Exercise requirements → Word for word, repeat the entries, minus the pictures.

Records for this exercise →

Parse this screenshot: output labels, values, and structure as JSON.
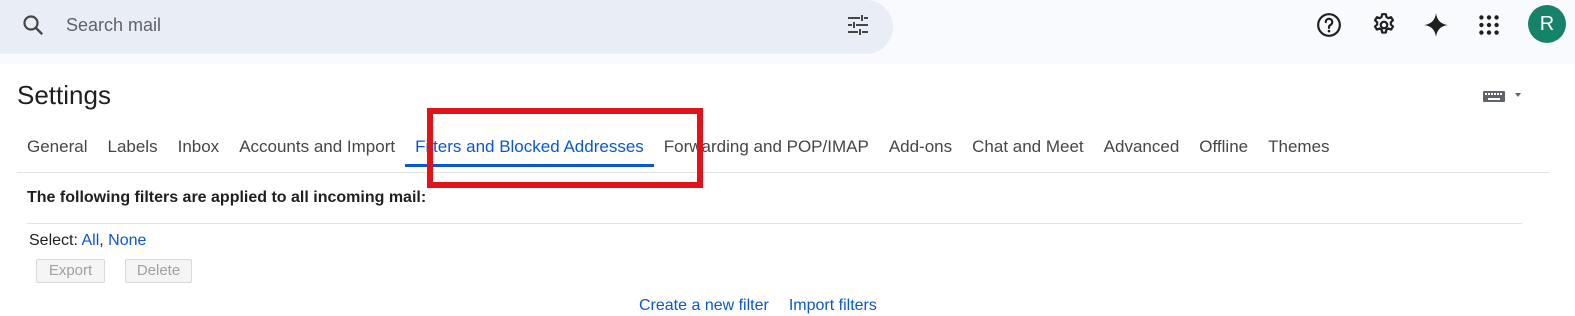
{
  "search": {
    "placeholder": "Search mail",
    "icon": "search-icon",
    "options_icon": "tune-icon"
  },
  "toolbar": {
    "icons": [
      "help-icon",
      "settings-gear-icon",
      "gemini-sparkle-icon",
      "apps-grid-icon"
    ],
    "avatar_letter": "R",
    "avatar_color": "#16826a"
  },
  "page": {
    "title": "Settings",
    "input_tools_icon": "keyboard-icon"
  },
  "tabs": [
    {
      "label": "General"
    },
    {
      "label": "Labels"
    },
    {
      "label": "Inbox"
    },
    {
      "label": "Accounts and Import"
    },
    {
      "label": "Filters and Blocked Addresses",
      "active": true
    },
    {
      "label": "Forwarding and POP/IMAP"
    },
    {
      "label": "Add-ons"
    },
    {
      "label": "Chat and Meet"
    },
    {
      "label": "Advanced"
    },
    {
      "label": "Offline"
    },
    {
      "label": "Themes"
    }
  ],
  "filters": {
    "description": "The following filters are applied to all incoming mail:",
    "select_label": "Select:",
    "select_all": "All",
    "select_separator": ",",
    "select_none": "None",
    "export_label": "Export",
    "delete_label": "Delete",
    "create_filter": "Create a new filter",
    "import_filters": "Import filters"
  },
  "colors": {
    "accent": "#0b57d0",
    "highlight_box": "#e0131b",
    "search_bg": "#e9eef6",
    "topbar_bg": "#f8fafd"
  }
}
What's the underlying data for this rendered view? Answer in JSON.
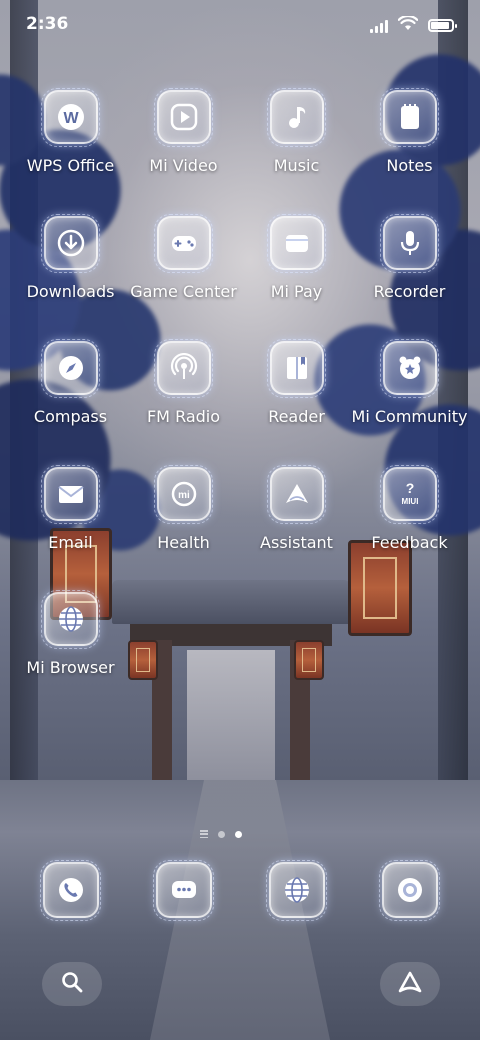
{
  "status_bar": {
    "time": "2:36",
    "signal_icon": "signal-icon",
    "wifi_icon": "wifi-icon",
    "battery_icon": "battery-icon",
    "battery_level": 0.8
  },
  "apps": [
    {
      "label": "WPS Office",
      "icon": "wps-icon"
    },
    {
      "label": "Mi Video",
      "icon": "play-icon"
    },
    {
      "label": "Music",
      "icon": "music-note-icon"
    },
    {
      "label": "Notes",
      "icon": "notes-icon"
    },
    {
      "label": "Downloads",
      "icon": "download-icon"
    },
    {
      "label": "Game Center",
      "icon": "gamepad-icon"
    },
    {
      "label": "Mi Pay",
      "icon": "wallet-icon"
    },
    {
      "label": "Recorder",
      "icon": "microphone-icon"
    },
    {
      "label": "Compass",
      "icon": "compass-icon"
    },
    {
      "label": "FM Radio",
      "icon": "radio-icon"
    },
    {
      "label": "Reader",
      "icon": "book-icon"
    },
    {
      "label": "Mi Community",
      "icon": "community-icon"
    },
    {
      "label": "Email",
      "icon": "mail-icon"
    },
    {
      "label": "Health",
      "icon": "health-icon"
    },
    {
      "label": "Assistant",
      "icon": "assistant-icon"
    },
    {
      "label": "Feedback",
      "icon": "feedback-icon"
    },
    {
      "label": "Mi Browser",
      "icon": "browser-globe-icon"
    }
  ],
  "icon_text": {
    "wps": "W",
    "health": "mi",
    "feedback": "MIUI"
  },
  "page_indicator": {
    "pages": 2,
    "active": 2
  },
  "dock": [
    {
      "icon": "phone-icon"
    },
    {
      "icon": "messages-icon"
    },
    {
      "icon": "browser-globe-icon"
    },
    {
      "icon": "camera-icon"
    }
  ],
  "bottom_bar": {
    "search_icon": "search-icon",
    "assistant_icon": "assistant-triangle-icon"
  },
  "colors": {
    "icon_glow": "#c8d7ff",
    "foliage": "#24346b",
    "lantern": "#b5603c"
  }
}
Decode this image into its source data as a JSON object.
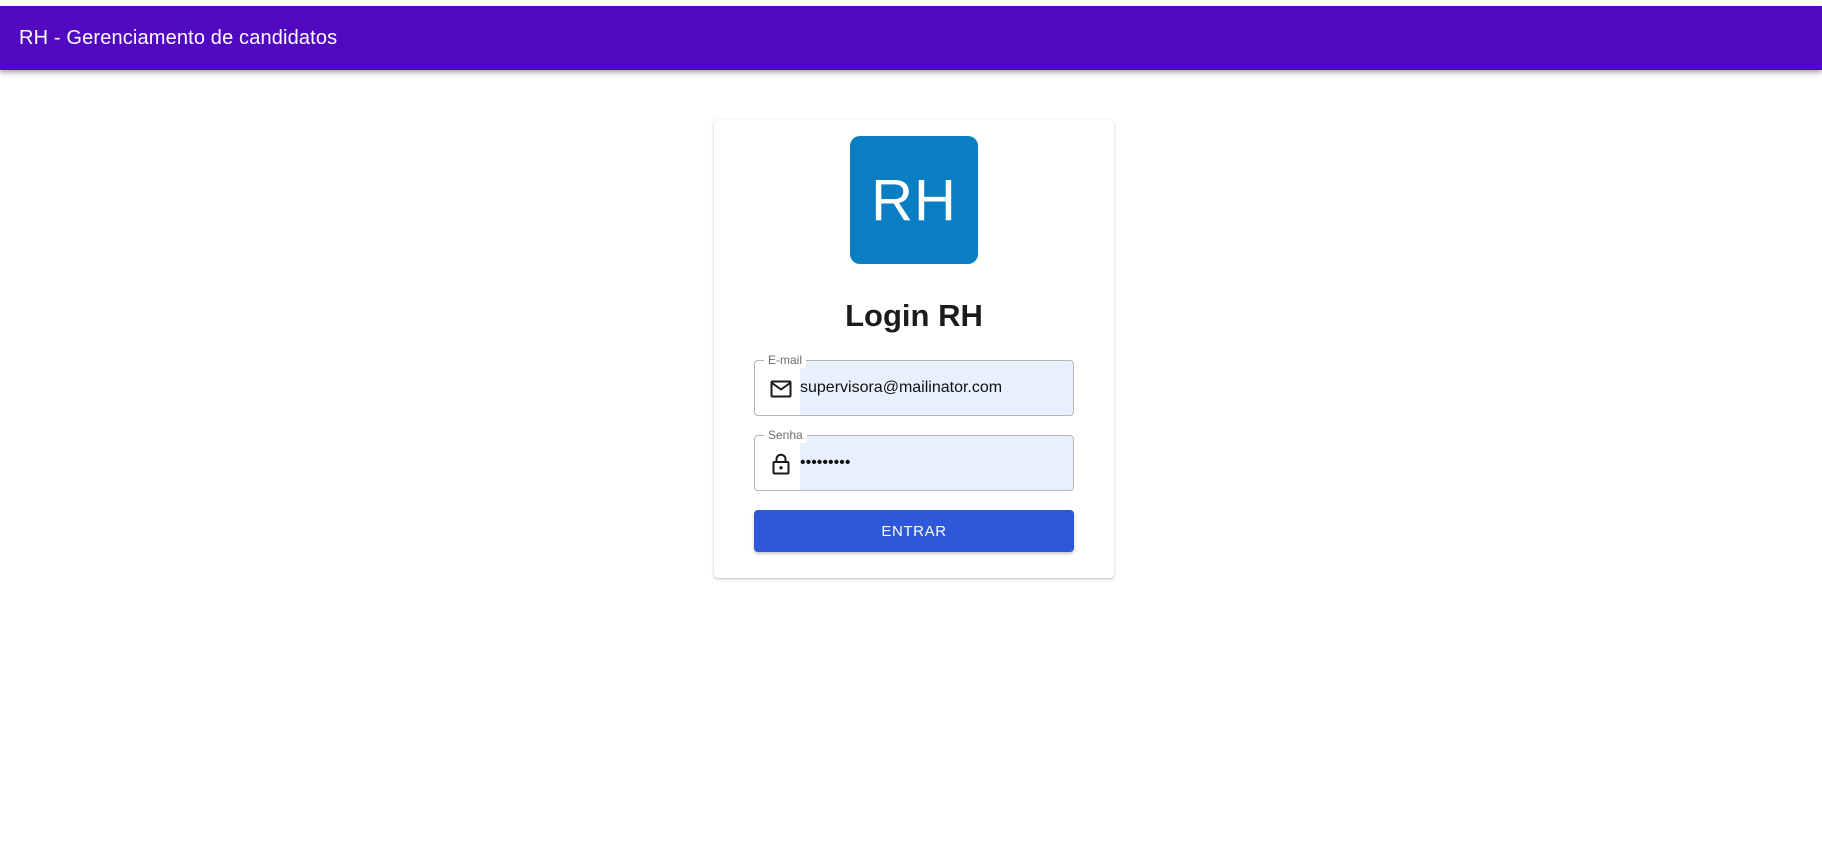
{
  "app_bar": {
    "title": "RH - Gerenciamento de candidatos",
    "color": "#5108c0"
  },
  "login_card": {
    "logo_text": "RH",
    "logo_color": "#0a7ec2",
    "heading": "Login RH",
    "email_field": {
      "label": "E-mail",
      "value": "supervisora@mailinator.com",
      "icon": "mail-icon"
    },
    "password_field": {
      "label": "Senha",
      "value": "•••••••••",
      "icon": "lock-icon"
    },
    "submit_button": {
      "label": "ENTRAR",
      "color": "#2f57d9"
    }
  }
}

Output for this exercise →
Parse this screenshot: output labels, values, and structure as JSON.
{
  "search": {
    "placeholder": "Search mail",
    "icon": "search-icon",
    "options_icon": "tune-icon"
  },
  "toolbar": {
    "icons": [
      "help-icon",
      "settings-gear-icon",
      "gemini-sparkle-icon",
      "apps-grid-icon"
    ],
    "avatar_letter": "R",
    "avatar_color": "#16826a"
  },
  "page": {
    "title": "Settings",
    "input_tools_icon": "keyboard-icon"
  },
  "tabs": [
    {
      "label": "General"
    },
    {
      "label": "Labels"
    },
    {
      "label": "Inbox"
    },
    {
      "label": "Accounts and Import"
    },
    {
      "label": "Filters and Blocked Addresses",
      "active": true
    },
    {
      "label": "Forwarding and POP/IMAP"
    },
    {
      "label": "Add-ons"
    },
    {
      "label": "Chat and Meet"
    },
    {
      "label": "Advanced"
    },
    {
      "label": "Offline"
    },
    {
      "label": "Themes"
    }
  ],
  "filters": {
    "description": "The following filters are applied to all incoming mail:",
    "select_label": "Select:",
    "select_all": "All",
    "select_separator": ",",
    "select_none": "None",
    "export_label": "Export",
    "delete_label": "Delete",
    "create_filter": "Create a new filter",
    "import_filters": "Import filters"
  },
  "colors": {
    "accent": "#0b57d0",
    "highlight_box": "#e0131b",
    "search_bg": "#e9eef6",
    "topbar_bg": "#f8fafd"
  }
}
What's the underlying data for this rendered view? Answer in JSON.
{
  "status_bar": {
    "time": "2:36",
    "signal_icon": "signal-icon",
    "wifi_icon": "wifi-icon",
    "battery_icon": "battery-icon",
    "battery_level": 0.8
  },
  "apps": [
    {
      "label": "WPS Office",
      "icon": "wps-icon"
    },
    {
      "label": "Mi Video",
      "icon": "play-icon"
    },
    {
      "label": "Music",
      "icon": "music-note-icon"
    },
    {
      "label": "Notes",
      "icon": "notes-icon"
    },
    {
      "label": "Downloads",
      "icon": "download-icon"
    },
    {
      "label": "Game Center",
      "icon": "gamepad-icon"
    },
    {
      "label": "Mi Pay",
      "icon": "wallet-icon"
    },
    {
      "label": "Recorder",
      "icon": "microphone-icon"
    },
    {
      "label": "Compass",
      "icon": "compass-icon"
    },
    {
      "label": "FM Radio",
      "icon": "radio-icon"
    },
    {
      "label": "Reader",
      "icon": "book-icon"
    },
    {
      "label": "Mi Community",
      "icon": "community-icon"
    },
    {
      "label": "Email",
      "icon": "mail-icon"
    },
    {
      "label": "Health",
      "icon": "health-icon"
    },
    {
      "label": "Assistant",
      "icon": "assistant-icon"
    },
    {
      "label": "Feedback",
      "icon": "feedback-icon"
    },
    {
      "label": "Mi Browser",
      "icon": "browser-globe-icon"
    }
  ],
  "icon_text": {
    "wps": "W",
    "health": "mi",
    "feedback": "MIUI"
  },
  "page_indicator": {
    "pages": 2,
    "active": 2
  },
  "dock": [
    {
      "icon": "phone-icon"
    },
    {
      "icon": "messages-icon"
    },
    {
      "icon": "browser-globe-icon"
    },
    {
      "icon": "camera-icon"
    }
  ],
  "bottom_bar": {
    "search_icon": "search-icon",
    "assistant_icon": "assistant-triangle-icon"
  },
  "colors": {
    "icon_glow": "#c8d7ff",
    "foliage": "#24346b",
    "lantern": "#b5603c"
  }
}
Decode this image into its source data as a JSON object.
{
  "app_bar": {
    "title": "RH - Gerenciamento de candidatos",
    "color": "#5108c0"
  },
  "login_card": {
    "logo_text": "RH",
    "logo_color": "#0a7ec2",
    "heading": "Login RH",
    "email_field": {
      "label": "E-mail",
      "value": "supervisora@mailinator.com",
      "icon": "mail-icon"
    },
    "password_field": {
      "label": "Senha",
      "value": "•••••••••",
      "icon": "lock-icon"
    },
    "submit_button": {
      "label": "ENTRAR",
      "color": "#2f57d9"
    }
  }
}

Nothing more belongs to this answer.